WORK REQUIRED: Output nothing but the number of lines that include the word "高山是我家".

+++ RECORDS SUPPLIED

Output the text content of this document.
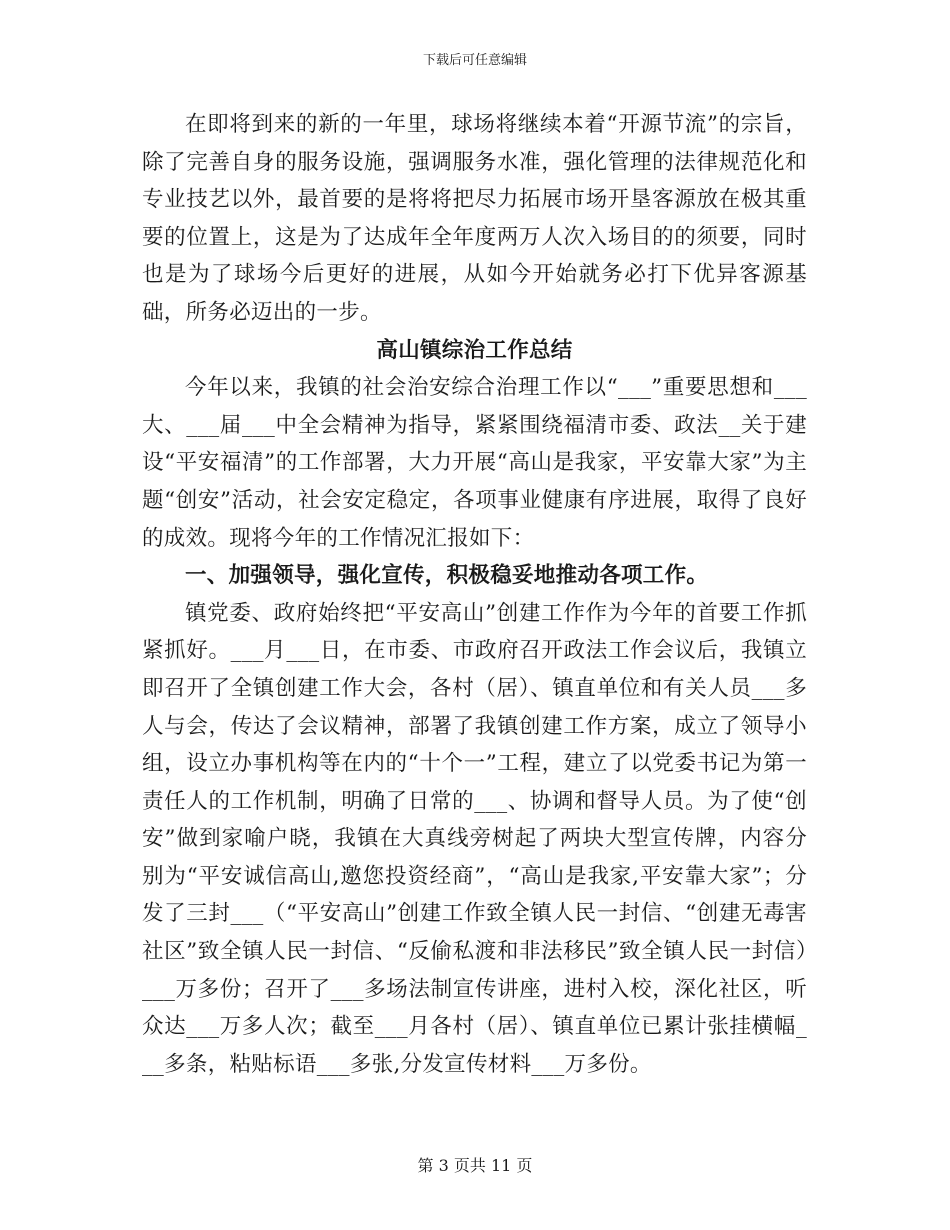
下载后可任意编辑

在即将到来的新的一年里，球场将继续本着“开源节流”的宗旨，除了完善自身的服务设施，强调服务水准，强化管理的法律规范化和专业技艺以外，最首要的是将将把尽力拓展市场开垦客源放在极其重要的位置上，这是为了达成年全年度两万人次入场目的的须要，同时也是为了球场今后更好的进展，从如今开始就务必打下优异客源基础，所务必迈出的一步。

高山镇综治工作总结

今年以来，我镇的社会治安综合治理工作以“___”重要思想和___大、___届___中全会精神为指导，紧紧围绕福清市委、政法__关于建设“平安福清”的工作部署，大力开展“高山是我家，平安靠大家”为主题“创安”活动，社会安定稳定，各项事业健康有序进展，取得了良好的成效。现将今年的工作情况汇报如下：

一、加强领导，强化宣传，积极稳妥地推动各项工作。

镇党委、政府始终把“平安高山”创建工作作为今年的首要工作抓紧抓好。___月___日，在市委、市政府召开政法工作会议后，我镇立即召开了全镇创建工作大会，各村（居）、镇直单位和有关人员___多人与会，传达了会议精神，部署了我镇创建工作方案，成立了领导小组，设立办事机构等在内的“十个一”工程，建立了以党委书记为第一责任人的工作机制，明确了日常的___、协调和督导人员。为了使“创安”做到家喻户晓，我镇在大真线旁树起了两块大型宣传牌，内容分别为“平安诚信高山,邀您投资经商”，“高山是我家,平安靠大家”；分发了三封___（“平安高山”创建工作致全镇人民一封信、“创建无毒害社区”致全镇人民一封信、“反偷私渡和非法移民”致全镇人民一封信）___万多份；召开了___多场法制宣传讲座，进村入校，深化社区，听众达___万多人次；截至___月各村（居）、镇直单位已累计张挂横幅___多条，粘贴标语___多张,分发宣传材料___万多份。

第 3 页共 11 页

++++++
+++ RECORDS SUPPLIED

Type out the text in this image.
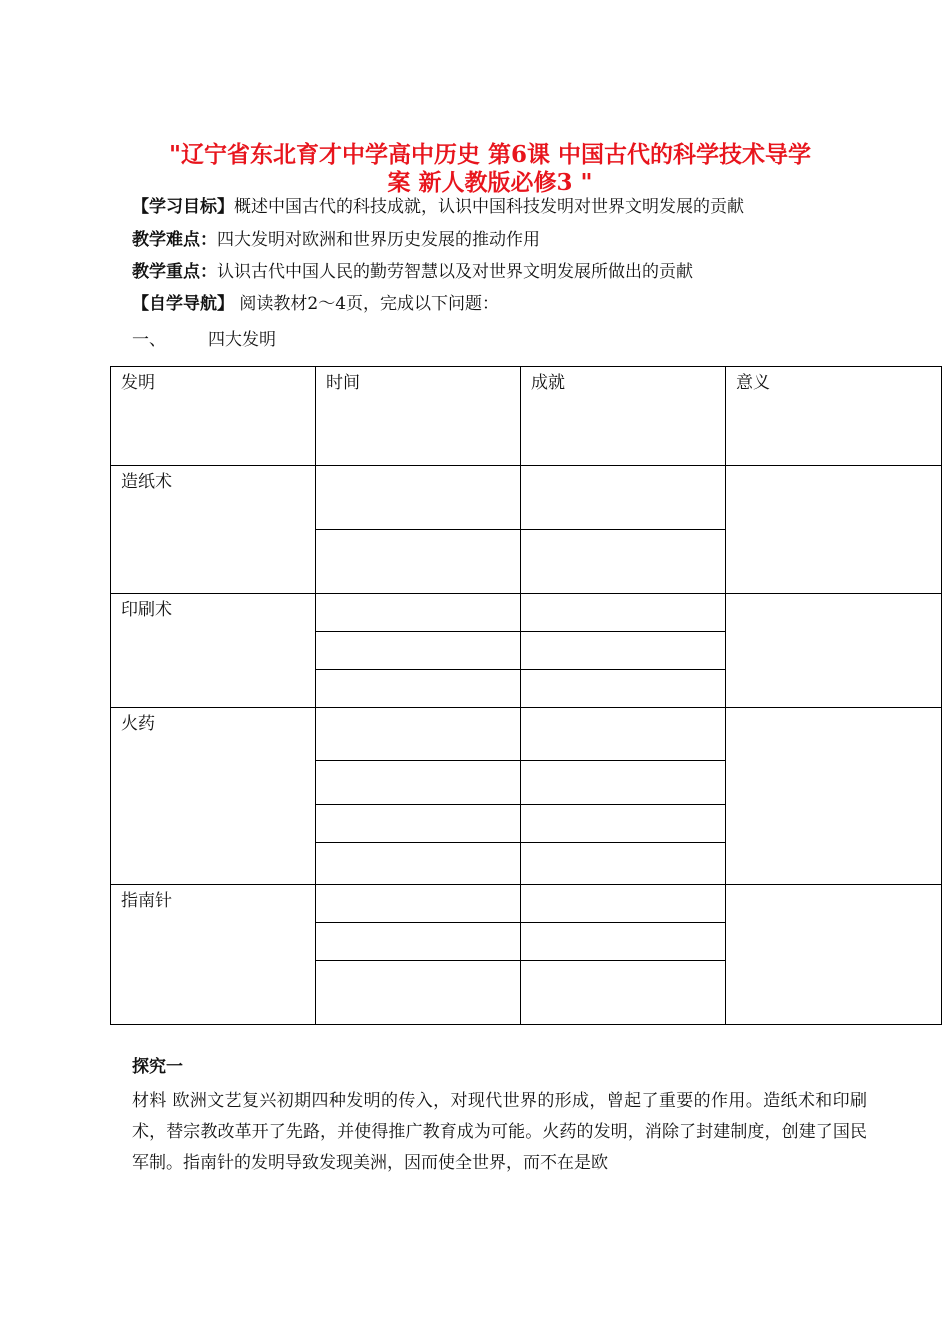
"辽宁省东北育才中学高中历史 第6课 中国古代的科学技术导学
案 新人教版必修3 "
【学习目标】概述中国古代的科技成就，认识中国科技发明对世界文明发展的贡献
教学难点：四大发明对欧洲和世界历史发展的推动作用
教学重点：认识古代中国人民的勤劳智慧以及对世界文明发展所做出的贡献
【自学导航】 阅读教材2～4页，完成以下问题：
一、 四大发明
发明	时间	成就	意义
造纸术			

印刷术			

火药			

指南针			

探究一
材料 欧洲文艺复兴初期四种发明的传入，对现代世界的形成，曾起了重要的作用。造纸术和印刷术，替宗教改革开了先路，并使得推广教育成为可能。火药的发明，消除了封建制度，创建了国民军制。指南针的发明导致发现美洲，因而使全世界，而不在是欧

++++++
+++ RECORDS SUPPLIED

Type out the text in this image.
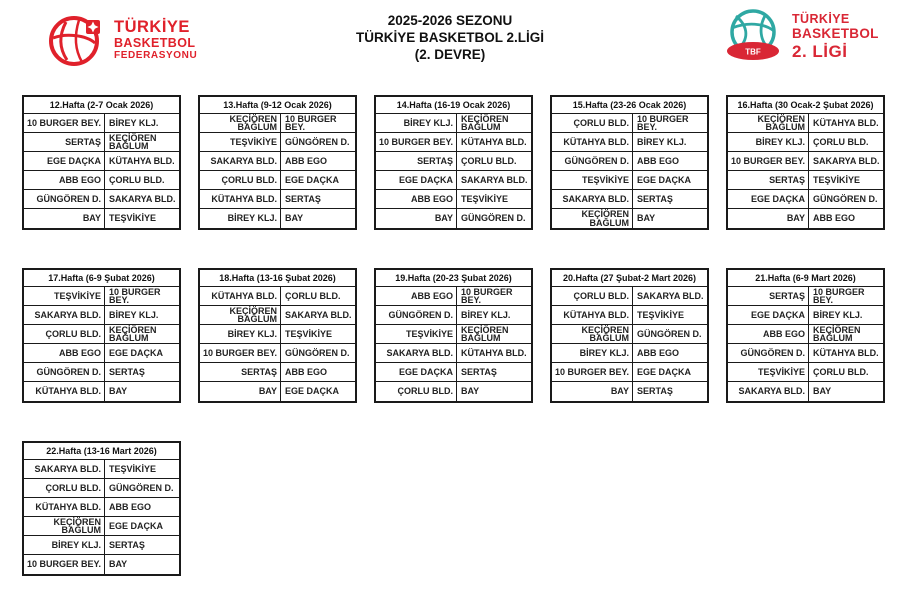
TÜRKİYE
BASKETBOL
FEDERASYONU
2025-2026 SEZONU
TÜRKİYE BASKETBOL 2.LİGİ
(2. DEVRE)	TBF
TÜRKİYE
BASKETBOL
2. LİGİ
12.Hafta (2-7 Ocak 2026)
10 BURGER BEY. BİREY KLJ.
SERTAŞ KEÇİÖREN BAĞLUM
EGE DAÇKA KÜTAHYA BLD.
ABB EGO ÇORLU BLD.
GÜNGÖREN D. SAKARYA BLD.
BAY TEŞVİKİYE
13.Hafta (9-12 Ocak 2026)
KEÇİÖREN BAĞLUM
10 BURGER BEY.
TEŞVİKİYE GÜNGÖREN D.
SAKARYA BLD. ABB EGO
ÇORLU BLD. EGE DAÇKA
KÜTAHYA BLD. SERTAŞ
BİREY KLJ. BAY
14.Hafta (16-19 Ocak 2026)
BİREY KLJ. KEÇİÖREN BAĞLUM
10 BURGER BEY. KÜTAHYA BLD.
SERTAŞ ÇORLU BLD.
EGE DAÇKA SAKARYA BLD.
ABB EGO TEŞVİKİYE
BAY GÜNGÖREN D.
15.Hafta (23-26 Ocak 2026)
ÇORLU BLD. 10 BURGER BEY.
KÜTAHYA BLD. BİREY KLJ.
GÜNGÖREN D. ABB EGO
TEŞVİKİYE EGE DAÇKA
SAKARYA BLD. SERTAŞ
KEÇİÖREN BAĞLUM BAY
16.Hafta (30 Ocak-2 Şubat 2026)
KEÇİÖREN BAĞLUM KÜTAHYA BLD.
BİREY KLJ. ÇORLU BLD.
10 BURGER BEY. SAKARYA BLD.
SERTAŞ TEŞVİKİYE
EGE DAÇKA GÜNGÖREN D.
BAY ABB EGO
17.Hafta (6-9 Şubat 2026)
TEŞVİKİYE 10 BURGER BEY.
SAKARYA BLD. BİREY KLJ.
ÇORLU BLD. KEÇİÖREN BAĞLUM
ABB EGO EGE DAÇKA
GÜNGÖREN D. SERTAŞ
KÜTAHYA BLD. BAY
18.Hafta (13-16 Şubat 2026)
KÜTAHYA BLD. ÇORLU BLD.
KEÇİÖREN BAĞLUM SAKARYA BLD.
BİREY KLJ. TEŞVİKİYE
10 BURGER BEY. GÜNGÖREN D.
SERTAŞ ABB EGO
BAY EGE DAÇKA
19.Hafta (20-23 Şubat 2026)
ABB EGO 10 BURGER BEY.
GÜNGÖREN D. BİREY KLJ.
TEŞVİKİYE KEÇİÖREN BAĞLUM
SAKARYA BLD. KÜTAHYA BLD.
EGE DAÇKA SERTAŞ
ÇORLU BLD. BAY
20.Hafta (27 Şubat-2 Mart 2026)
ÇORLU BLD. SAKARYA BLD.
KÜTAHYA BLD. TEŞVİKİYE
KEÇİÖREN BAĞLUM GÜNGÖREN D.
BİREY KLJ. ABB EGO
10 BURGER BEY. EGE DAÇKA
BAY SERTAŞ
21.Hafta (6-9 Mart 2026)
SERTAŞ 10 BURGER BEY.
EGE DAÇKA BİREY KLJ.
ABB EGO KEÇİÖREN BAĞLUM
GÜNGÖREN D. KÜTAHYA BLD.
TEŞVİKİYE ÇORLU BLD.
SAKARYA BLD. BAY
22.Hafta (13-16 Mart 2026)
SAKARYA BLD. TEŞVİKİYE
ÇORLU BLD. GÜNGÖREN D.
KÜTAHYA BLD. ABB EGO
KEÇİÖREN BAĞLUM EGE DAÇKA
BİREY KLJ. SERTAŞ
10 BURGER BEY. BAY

++++++

PROBLEM SOLUTION: 2